● Required task
Find the lines that hold the word "Enable" and return them.

-- start --

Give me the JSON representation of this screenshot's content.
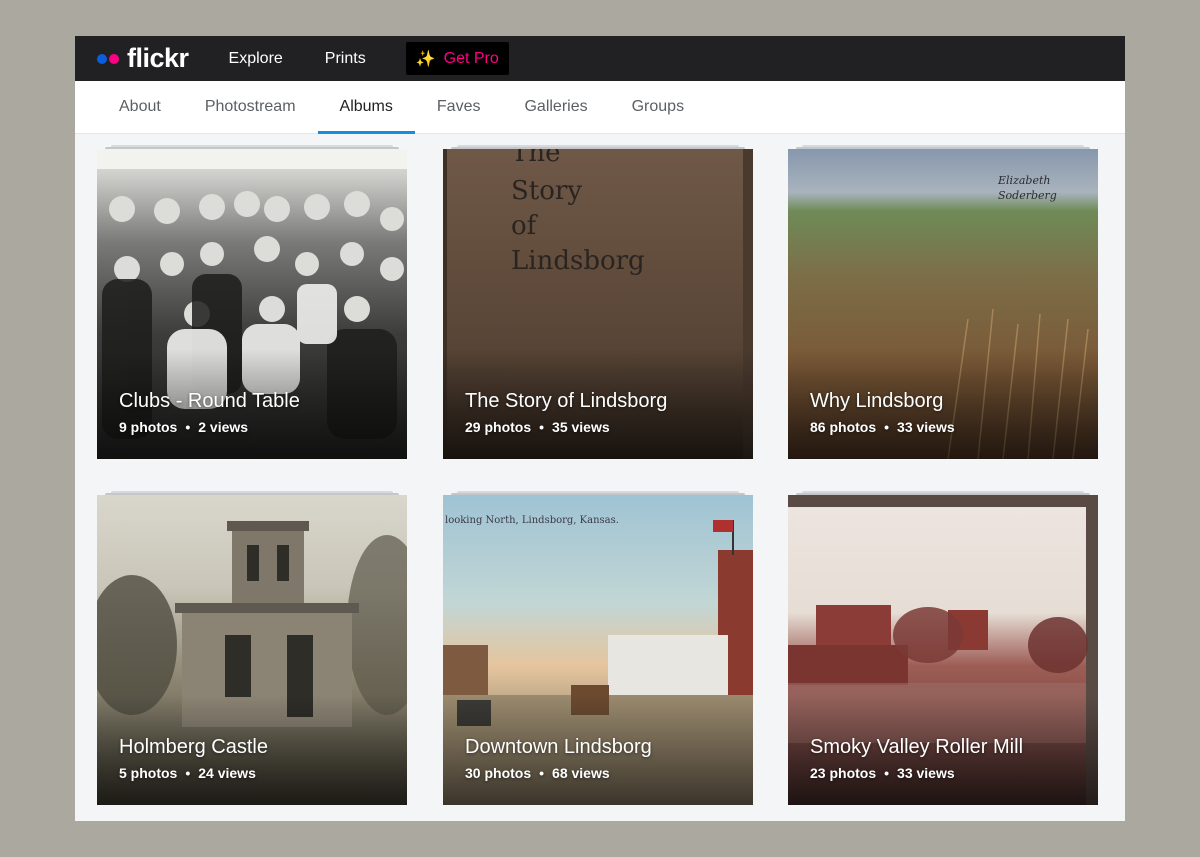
{
  "topbar": {
    "logo_text": "flickr",
    "nav": [
      {
        "label": "Explore"
      },
      {
        "label": "Prints"
      }
    ],
    "get_pro_label": "Get Pro"
  },
  "subnav": {
    "tabs": [
      {
        "label": "About"
      },
      {
        "label": "Photostream"
      },
      {
        "label": "Albums"
      },
      {
        "label": "Faves"
      },
      {
        "label": "Galleries"
      },
      {
        "label": "Groups"
      }
    ],
    "active_tab": "Albums"
  },
  "albums": [
    {
      "title": "Clubs - Round Table",
      "photos": "9 photos",
      "views": "2 views"
    },
    {
      "title": "The Story of Lindsborg",
      "photos": "29 photos",
      "views": "35 views",
      "cover_text": [
        "The",
        "Story",
        "of",
        "Lindsborg"
      ]
    },
    {
      "title": "Why Lindsborg",
      "photos": "86 photos",
      "views": "33 views",
      "cover_text": [
        "Elizabeth",
        "Soderberg"
      ]
    },
    {
      "title": "Holmberg Castle",
      "photos": "5 photos",
      "views": "24 views"
    },
    {
      "title": "Downtown Lindsborg",
      "photos": "30 photos",
      "views": "68 views",
      "cover_text": "looking North, Lindsborg, Kansas."
    },
    {
      "title": "Smoky Valley Roller Mill",
      "photos": "23 photos",
      "views": "33 views"
    }
  ],
  "meta_separator": "•",
  "colors": {
    "brand_blue": "#0a5edb",
    "brand_pink": "#ff0084",
    "tab_underline": "#128fdc",
    "topbar_bg": "#212124"
  }
}
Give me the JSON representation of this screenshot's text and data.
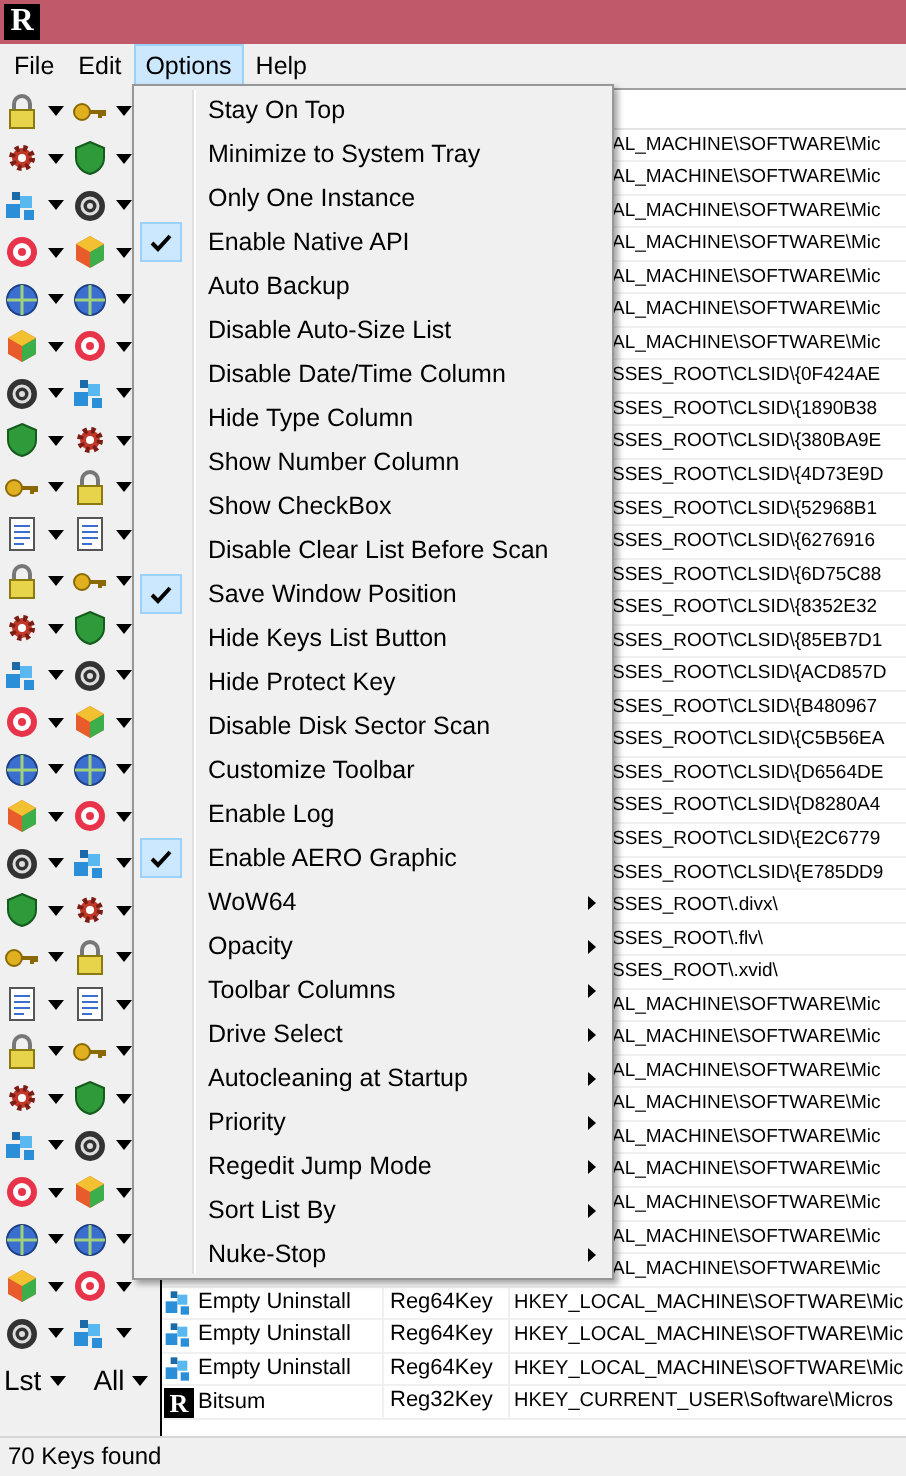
{
  "window": {
    "app_icon_letter": "R"
  },
  "menu_bar": [
    {
      "label": "File",
      "selected": false
    },
    {
      "label": "Edit",
      "selected": false
    },
    {
      "label": "Options",
      "selected": true
    },
    {
      "label": "Help",
      "selected": false
    }
  ],
  "toolbar": {
    "labels": [
      "Lst",
      "All"
    ]
  },
  "options_menu": [
    {
      "label": "Stay On Top",
      "checked": false,
      "submenu": false
    },
    {
      "label": "Minimize to System Tray",
      "checked": false,
      "submenu": false
    },
    {
      "label": "Only One Instance",
      "checked": false,
      "submenu": false
    },
    {
      "label": "Enable Native API",
      "checked": true,
      "submenu": false
    },
    {
      "label": "Auto Backup",
      "checked": false,
      "submenu": false
    },
    {
      "label": "Disable Auto-Size List",
      "checked": false,
      "submenu": false
    },
    {
      "label": "Disable Date/Time Column",
      "checked": false,
      "submenu": false
    },
    {
      "label": "Hide Type Column",
      "checked": false,
      "submenu": false
    },
    {
      "label": "Show Number Column",
      "checked": false,
      "submenu": false
    },
    {
      "label": "Show CheckBox",
      "checked": false,
      "submenu": false
    },
    {
      "label": "Disable Clear List Before Scan",
      "checked": false,
      "submenu": false
    },
    {
      "label": "Save Window Position",
      "checked": true,
      "submenu": false
    },
    {
      "label": "Hide Keys List Button",
      "checked": false,
      "submenu": false
    },
    {
      "label": "Hide Protect Key",
      "checked": false,
      "submenu": false
    },
    {
      "label": "Disable Disk Sector Scan",
      "checked": false,
      "submenu": false
    },
    {
      "label": "Customize Toolbar",
      "checked": false,
      "submenu": false
    },
    {
      "label": "Enable Log",
      "checked": false,
      "submenu": false
    },
    {
      "label": "Enable AERO Graphic",
      "checked": true,
      "submenu": false
    },
    {
      "label": "WoW64",
      "checked": false,
      "submenu": true
    },
    {
      "label": "Opacity",
      "checked": false,
      "submenu": true
    },
    {
      "label": "Toolbar Columns",
      "checked": false,
      "submenu": true
    },
    {
      "label": "Drive Select",
      "checked": false,
      "submenu": true
    },
    {
      "label": "Autocleaning at Startup",
      "checked": false,
      "submenu": true
    },
    {
      "label": "Priority",
      "checked": false,
      "submenu": true
    },
    {
      "label": "Regedit Jump Mode",
      "checked": false,
      "submenu": true
    },
    {
      "label": "Sort List By",
      "checked": false,
      "submenu": true
    },
    {
      "label": "Nuke-Stop",
      "checked": false,
      "submenu": true
    }
  ],
  "list": {
    "rows": [
      {
        "kind": "covered",
        "path": "AL_MACHINE\\SOFTWARE\\Mic"
      },
      {
        "kind": "covered",
        "path": "AL_MACHINE\\SOFTWARE\\Mic"
      },
      {
        "kind": "covered",
        "path": "AL_MACHINE\\SOFTWARE\\Mic"
      },
      {
        "kind": "covered",
        "path": "AL_MACHINE\\SOFTWARE\\Mic"
      },
      {
        "kind": "covered",
        "path": "AL_MACHINE\\SOFTWARE\\Mic"
      },
      {
        "kind": "covered",
        "path": "AL_MACHINE\\SOFTWARE\\Mic"
      },
      {
        "kind": "covered",
        "path": "AL_MACHINE\\SOFTWARE\\Mic"
      },
      {
        "kind": "covered",
        "path": "SSES_ROOT\\CLSID\\{0F424AE"
      },
      {
        "kind": "covered",
        "path": "SSES_ROOT\\CLSID\\{1890B38"
      },
      {
        "kind": "covered",
        "path": "SSES_ROOT\\CLSID\\{380BA9E"
      },
      {
        "kind": "covered",
        "path": "SSES_ROOT\\CLSID\\{4D73E9D"
      },
      {
        "kind": "covered",
        "path": "SSES_ROOT\\CLSID\\{52968B1"
      },
      {
        "kind": "covered",
        "path": "SSES_ROOT\\CLSID\\{6276916"
      },
      {
        "kind": "covered",
        "path": "SSES_ROOT\\CLSID\\{6D75C88"
      },
      {
        "kind": "covered",
        "path": "SSES_ROOT\\CLSID\\{8352E32"
      },
      {
        "kind": "covered",
        "path": "SSES_ROOT\\CLSID\\{85EB7D1"
      },
      {
        "kind": "covered",
        "path": "SSES_ROOT\\CLSID\\{ACD857D"
      },
      {
        "kind": "covered",
        "path": "SSES_ROOT\\CLSID\\{B480967"
      },
      {
        "kind": "covered",
        "path": "SSES_ROOT\\CLSID\\{C5B56EA"
      },
      {
        "kind": "covered",
        "path": "SSES_ROOT\\CLSID\\{D6564DE"
      },
      {
        "kind": "covered",
        "path": "SSES_ROOT\\CLSID\\{D8280A4"
      },
      {
        "kind": "covered",
        "path": "SSES_ROOT\\CLSID\\{E2C6779"
      },
      {
        "kind": "covered",
        "path": "SSES_ROOT\\CLSID\\{E785DD9"
      },
      {
        "kind": "covered",
        "path": "SSES_ROOT\\.divx\\"
      },
      {
        "kind": "covered",
        "path": "SSES_ROOT\\.flv\\"
      },
      {
        "kind": "covered",
        "path": "SSES_ROOT\\.xvid\\"
      },
      {
        "kind": "covered",
        "path": "AL_MACHINE\\SOFTWARE\\Mic"
      },
      {
        "kind": "covered",
        "path": "AL_MACHINE\\SOFTWARE\\Mic"
      },
      {
        "kind": "covered",
        "path": "AL_MACHINE\\SOFTWARE\\Mic"
      },
      {
        "kind": "covered",
        "path": "AL_MACHINE\\SOFTWARE\\Mic"
      },
      {
        "kind": "covered",
        "path": "AL_MACHINE\\SOFTWARE\\Mic"
      },
      {
        "kind": "covered",
        "path": "AL_MACHINE\\SOFTWARE\\Mic"
      },
      {
        "kind": "covered",
        "path": "AL_MACHINE\\SOFTWARE\\Mic"
      },
      {
        "kind": "covered",
        "path": "AL_MACHINE\\SOFTWARE\\Mic"
      },
      {
        "kind": "covered",
        "path": "AL_MACHINE\\SOFTWARE\\Mic"
      },
      {
        "kind": "entry",
        "name": "Empty Uninstall",
        "type": "Reg64Key",
        "path": "HKEY_LOCAL_MACHINE\\SOFTWARE\\Mic"
      },
      {
        "kind": "entry",
        "name": "Empty Uninstall",
        "type": "Reg64Key",
        "path": "HKEY_LOCAL_MACHINE\\SOFTWARE\\Mic"
      },
      {
        "kind": "entry",
        "name": "Empty Uninstall",
        "type": "Reg64Key",
        "path": "HKEY_LOCAL_MACHINE\\SOFTWARE\\Mic"
      },
      {
        "kind": "entry",
        "name": "Bitsum",
        "type": "Reg32Key",
        "path": "HKEY_CURRENT_USER\\Software\\Micros",
        "icon_letter": "R"
      }
    ]
  },
  "status_bar": "70 Keys found"
}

-- end --

● Written answer
      "label": "Enable Native API",
      "label": "Enable Log",
      "label": "Enable AERO Graphic",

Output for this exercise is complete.